Brano fornito:
Troppe volte mi ritrovo a leggere con rammarico e un po’ incredula la notizia della scomparsa di qualcuno che ho conosciuto in anni intensi, in casa editrice; del resto una grande casa editrice è un vero e proprio palcoscenico in cui entrano – qualche volta irrompono – i personaggi più diversi. L’altro ieri, quando ho appreso della morte di Carmen Balcells è stato un po’ come se fosse morto un’altra volta Gabriel Garcia Marquez.

Negli uffici dell’agenzia letteraria della Carmen, allo storico indirizzo di Diagonal, avevo incontrato per la prima volta il grande Gabo, che aveva chiesto di vedermi per discutere dal vivo le copertine dei suoi libri (che voleva uguali, in tutto il mondo e in tutte le lingue in cui erano tradotti, a quella che il mio editore gli aveva proposto). Un incontro che aveva eccitato tutta la casa editrice, perché l’autore era stato conquistato, ma nessuno – nemmeno l’editore in persona – l’aveva conosciuto personalmente.

Lui indossava abiti vagamente contadineschi, di un marrone intenso e caldo, come gli occhi, i baffoni, i capelli … tutto, proprio come l’avevo fatto disegnare da un amico, per una bellissima affichette realizzata in occasione del Nobel che gli era stato conferito; era, insomma, esattamente come appariva nella mia immaginazione, o come alcuni dei suoi personaggi.

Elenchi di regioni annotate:
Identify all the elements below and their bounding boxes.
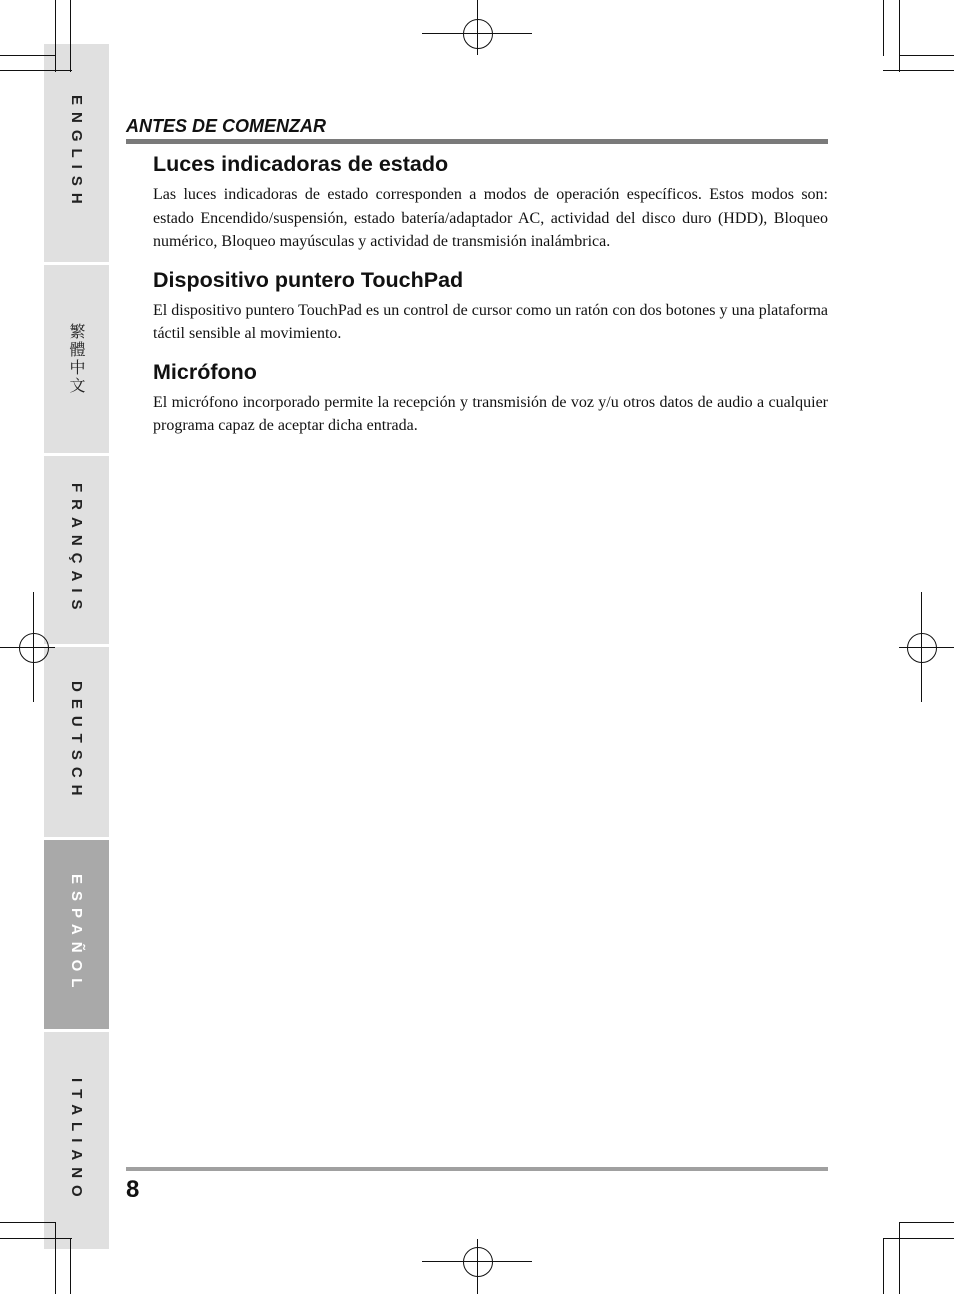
tab-italiano[interactable] [44,1032,109,1249]
crop-mark [883,70,954,71]
section-touchpad [153,268,828,346]
footer-rule [126,1167,828,1171]
crop-mark [70,0,71,72]
section-body: Las luces indicadoras de estado corresponden a modos de operación específicos. Estos modos son: estado Encendido/suspensión, estado batería/adaptador AC, actividad del disco duro (HDD), Bloqueo numérico, Bloqueo mayúsculas y actividad de transmisión inalámbrica. [153,186,828,250]
tab-deutsch[interactable] [44,647,109,837]
crop-mark [0,1222,55,1223]
tab-traditional-chinese-label: 繁體中文 [67,323,86,395]
page-content [153,152,828,452]
crop-mark [899,1222,900,1294]
registration-circle [19,633,49,663]
tab-english[interactable] [44,44,109,262]
section-body: El dispositivo puntero TouchPad es un control de cursor como un ratón con dos botones y una plataforma táctil sensible al movimiento. [153,301,828,342]
crop-mark [0,70,72,71]
tab-english-label: ENGLISH [68,95,85,211]
section-title: Micrófono [153,359,257,384]
tab-deutsch-label: DEUTSCH [68,681,85,803]
crop-mark [55,1222,56,1294]
crop-mark [899,0,900,72]
tab-francais[interactable] [44,456,109,644]
tab-francais-label: FRANÇAIS [68,483,85,617]
crop-mark [883,1238,954,1239]
registration-circle [907,633,937,663]
crop-mark [70,1238,71,1294]
tab-espanol-label: ESPAÑOL [68,874,85,995]
tab-italiano-label: ITALIANO [68,1077,85,1204]
section-title: Dispositivo puntero TouchPad [153,267,464,292]
crop-mark [899,55,954,56]
crop-mark [883,0,884,56]
registration-circle [463,19,493,49]
tab-espanol[interactable] [44,840,109,1029]
running-title: ANTES DE COMENZAR [126,116,327,136]
crop-mark [0,1238,72,1239]
page-number: 8 [126,1176,140,1203]
crop-mark [883,1238,884,1294]
tab-traditional-chinese[interactable] [44,265,109,453]
crop-mark [899,1222,954,1223]
crop-mark [55,0,56,72]
section-title: Luces indicadoras de estado [153,152,449,176]
section-status-lights [153,152,828,254]
registration-circle [463,1247,493,1277]
crop-mark [0,55,55,56]
section-microphone [153,360,828,438]
header-rule [126,139,828,144]
section-body: El micrófono incorporado permite la recepción y transmisión de voz y/u otros datos de audio a cualquier programa capaz de aceptar dicha entrada. [153,393,828,434]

Descrizione dell'esercizio: Per ogni affermazione indica se concorda con il brano su Carmen Balcells e Gabriel Garcia Marquez, rispondendo sì o no e citando le parole decisive del brano. (a) Il primo incontro con Gabo avvenne negli uffici dell'agenzia letteraria di Carmen Balcells. (b) Prima di quell'incontro l'editore conosceva già personalmente l'autore. (c) Gabo voleva copertine diverse per ciascuna lingua in cui i suoi libri erano tradotti.

Risposta completa:
(a) Sì: "Negli uffici dell’agenzia letteraria della Carmen, allo storico indirizzo di Diagonal, avevo incontrato per la prima volta il grande Gabo".
(b) No: "nessuno – nemmeno l’editore in persona – l’aveva conosciuto personalmente".
(c) No: "che voleva uguali, in tutto il mondo e in tutte le lingue in cui erano tradotti".